**Exercise objective**
Reproduce the entries below with "note-line" replaced by "text-line" everywhere and all else unchanged. Omit the pictures from your answer.

+--

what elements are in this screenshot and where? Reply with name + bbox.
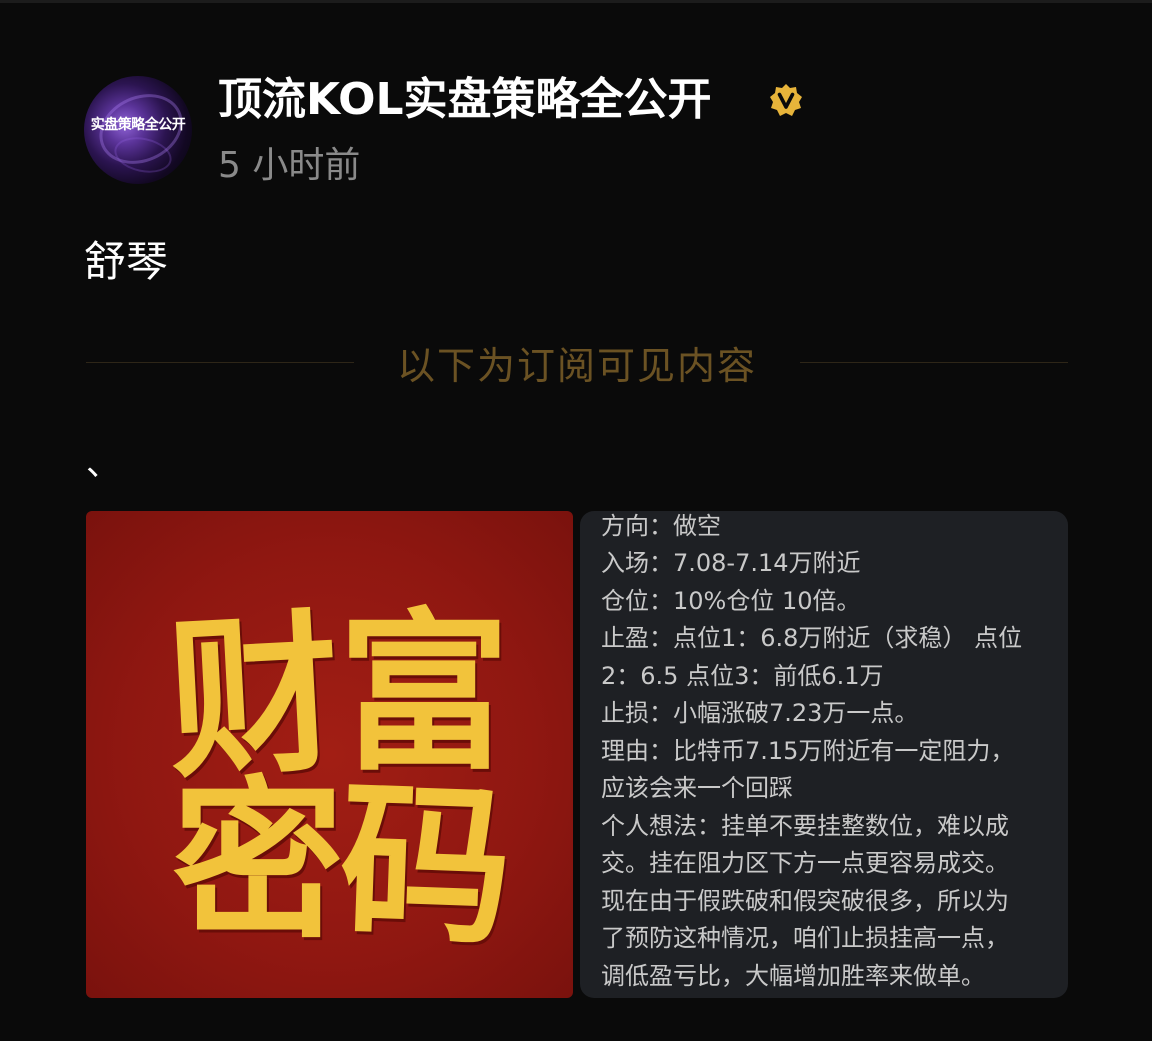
avatar-label: 实盘策略全公开 xyxy=(90,117,186,133)
note-line: 个人想法：挂单不要挂整数位，难以成 xyxy=(601,812,1009,840)
divider-line-right xyxy=(800,362,1068,363)
divider-line-left xyxy=(86,362,354,363)
author-name[interactable]: 顶流KOL实盘策略全公开 xyxy=(218,70,712,130)
top-edge-divider xyxy=(0,0,1152,3)
note-line: 止损：小幅涨破7.23万一点。 xyxy=(601,699,919,727)
subscriber-only-divider: 以下为订阅可见内容 xyxy=(396,344,757,388)
post-title: 舒琴 xyxy=(84,237,169,286)
poster-character: 码 xyxy=(336,760,516,969)
verified-badge-icon xyxy=(769,83,803,117)
note-line: 理由：比特币7.15万附近有一定阻力， xyxy=(601,737,1015,765)
poster-character: 密 xyxy=(172,759,344,962)
wealth-code-poster-image[interactable]: 财 富 密 码 xyxy=(86,511,573,998)
author-avatar[interactable]: 实盘策略全公开 xyxy=(84,76,192,184)
trading-note-image[interactable]: 方向：做空 入场：7.08-7.14万附近 仓位：10%仓位 10倍。 止盈：点… xyxy=(580,511,1068,998)
poster-character: 富 xyxy=(338,591,510,794)
note-line: 交。挂在阻力区下方一点更容易成交。 xyxy=(601,849,1009,877)
note-line: 止盈：点位1：6.8万附近（求稳） 点位 xyxy=(601,624,1023,652)
note-line: 仓位：10%仓位 10倍。 xyxy=(601,587,861,615)
note-line: 入场：7.08-7.14万附近 xyxy=(601,549,861,577)
note-line: 方向：做空 xyxy=(601,512,721,540)
note-line: 现在由于假跌破和假突破很多，所以为 xyxy=(601,887,1009,915)
note-line: 应该会来一个回踩 xyxy=(601,774,793,802)
note-line: 了预防这种情况，咱们止损挂高一点， xyxy=(601,924,1009,952)
post-page: 实盘策略全公开 顶流KOL实盘策略全公开 5 小时前 舒琴 以下为订阅可见内容 … xyxy=(0,0,1152,1041)
content-text: 、 xyxy=(86,444,120,484)
note-line: 2：6.5 点位3：前低6.1万 xyxy=(601,662,884,690)
note-line: 调低盈亏比，大幅增加胜率来做单。 xyxy=(601,962,985,990)
post-timestamp: 5 小时前 xyxy=(218,145,361,186)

+--

**Worked solution**
what elements are in this screenshot and where? Reply with name + bbox.
avatar-label: 实盘策略全公开 xyxy=(90,117,186,133)
text-line: 个人想法：挂单不要挂整数位，难以成 xyxy=(601,812,1009,840)
divider-line-right xyxy=(800,362,1068,363)
divider-line-left xyxy=(86,362,354,363)
author-name[interactable]: 顶流KOL实盘策略全公开 xyxy=(218,70,712,130)
top-edge-divider xyxy=(0,0,1152,3)
text-line: 止损：小幅涨破7.23万一点。 xyxy=(601,699,919,727)
subscriber-only-divider: 以下为订阅可见内容 xyxy=(396,344,757,388)
post-title: 舒琴 xyxy=(84,237,169,286)
poster-character: 码 xyxy=(336,760,516,969)
verified-badge-icon xyxy=(769,83,803,117)
text-line: 理由：比特币7.15万附近有一定阻力， xyxy=(601,737,1015,765)
poster-character: 密 xyxy=(172,759,344,962)
wealth-code-poster-image[interactable]: 财 富 密 码 xyxy=(86,511,573,998)
author-avatar[interactable]: 实盘策略全公开 xyxy=(84,76,192,184)
trading-note-image[interactable]: 方向：做空 入场：7.08-7.14万附近 仓位：10%仓位 10倍。 止盈：点… xyxy=(580,511,1068,998)
poster-character: 富 xyxy=(338,591,510,794)
text-line: 交。挂在阻力区下方一点更容易成交。 xyxy=(601,849,1009,877)
text-line: 止盈：点位1：6.8万附近（求稳） 点位 xyxy=(601,624,1023,652)
text-line: 仓位：10%仓位 10倍。 xyxy=(601,587,861,615)
text-line: 入场：7.08-7.14万附近 xyxy=(601,549,861,577)
text-line: 方向：做空 xyxy=(601,512,721,540)
text-line: 现在由于假跌破和假突破很多，所以为 xyxy=(601,887,1009,915)
text-line: 应该会来一个回踩 xyxy=(601,774,793,802)
text-line: 了预防这种情况，咱们止损挂高一点， xyxy=(601,924,1009,952)
post-page: 实盘策略全公开 顶流KOL实盘策略全公开 5 小时前 舒琴 以下为订阅可见内容 … xyxy=(0,0,1152,1041)
content-text: 、 xyxy=(86,444,120,484)
text-line: 2：6.5 点位3：前低6.1万 xyxy=(601,662,884,690)
text-line: 调低盈亏比，大幅增加胜率来做单。 xyxy=(601,962,985,990)
post-timestamp: 5 小时前 xyxy=(218,145,361,186)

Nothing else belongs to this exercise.